[Dataset entries]
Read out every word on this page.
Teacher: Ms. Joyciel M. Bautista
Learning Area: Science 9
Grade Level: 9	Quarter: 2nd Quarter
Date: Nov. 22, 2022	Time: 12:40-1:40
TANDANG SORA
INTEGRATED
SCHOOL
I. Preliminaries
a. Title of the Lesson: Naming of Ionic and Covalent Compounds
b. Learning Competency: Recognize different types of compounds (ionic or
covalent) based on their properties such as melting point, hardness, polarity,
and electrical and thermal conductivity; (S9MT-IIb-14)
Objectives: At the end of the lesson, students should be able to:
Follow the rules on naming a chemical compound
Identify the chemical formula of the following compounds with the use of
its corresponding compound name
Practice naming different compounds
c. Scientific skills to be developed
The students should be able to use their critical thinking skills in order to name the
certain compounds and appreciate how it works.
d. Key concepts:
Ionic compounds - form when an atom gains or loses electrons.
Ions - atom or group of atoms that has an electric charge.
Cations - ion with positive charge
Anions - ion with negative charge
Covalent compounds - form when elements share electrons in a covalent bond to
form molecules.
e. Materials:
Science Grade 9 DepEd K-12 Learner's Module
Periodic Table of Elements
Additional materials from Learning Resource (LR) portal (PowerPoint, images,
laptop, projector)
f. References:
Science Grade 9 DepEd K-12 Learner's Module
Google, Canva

◆ TASK TO COMPLETE: Make an exact copy of the records.

◆ CORRECT RESULT:
Read out every word on this page.
Teacher: Ms. Joyciel M. Bautista
Learning Area: Science 9
Grade Level: 9	Quarter: 2nd Quarter
Date: Nov. 22, 2022	Time: 12:40-1:40
TANDANG SORA
INTEGRATED
SCHOOL
I. Preliminaries
a. Title of the Lesson: Naming of Ionic and Covalent Compounds
b. Learning Competency: Recognize different types of compounds (ionic or
covalent) based on their properties such as melting point, hardness, polarity,
and electrical and thermal conductivity; (S9MT-IIb-14)
Objectives: At the end of the lesson, students should be able to:
Follow the rules on naming a chemical compound
Identify the chemical formula of the following compounds with the use of
its corresponding compound name
Practice naming different compounds
c. Scientific skills to be developed
The students should be able to use their critical thinking skills in order to name the
certain compounds and appreciate how it works.
d. Key concepts:
Ionic compounds - form when an atom gains or loses electrons.
Ions - atom or group of atoms that has an electric charge.
Cations - ion with positive charge
Anions - ion with negative charge
Covalent compounds - form when elements share electrons in a covalent bond to
form molecules.
e. Materials:
Science Grade 9 DepEd K-12 Learner's Module
Periodic Table of Elements
Additional materials from Learning Resource (LR) portal (PowerPoint, images,
laptop, projector)
f. References:
Science Grade 9 DepEd K-12 Learner's Module
Google, Canva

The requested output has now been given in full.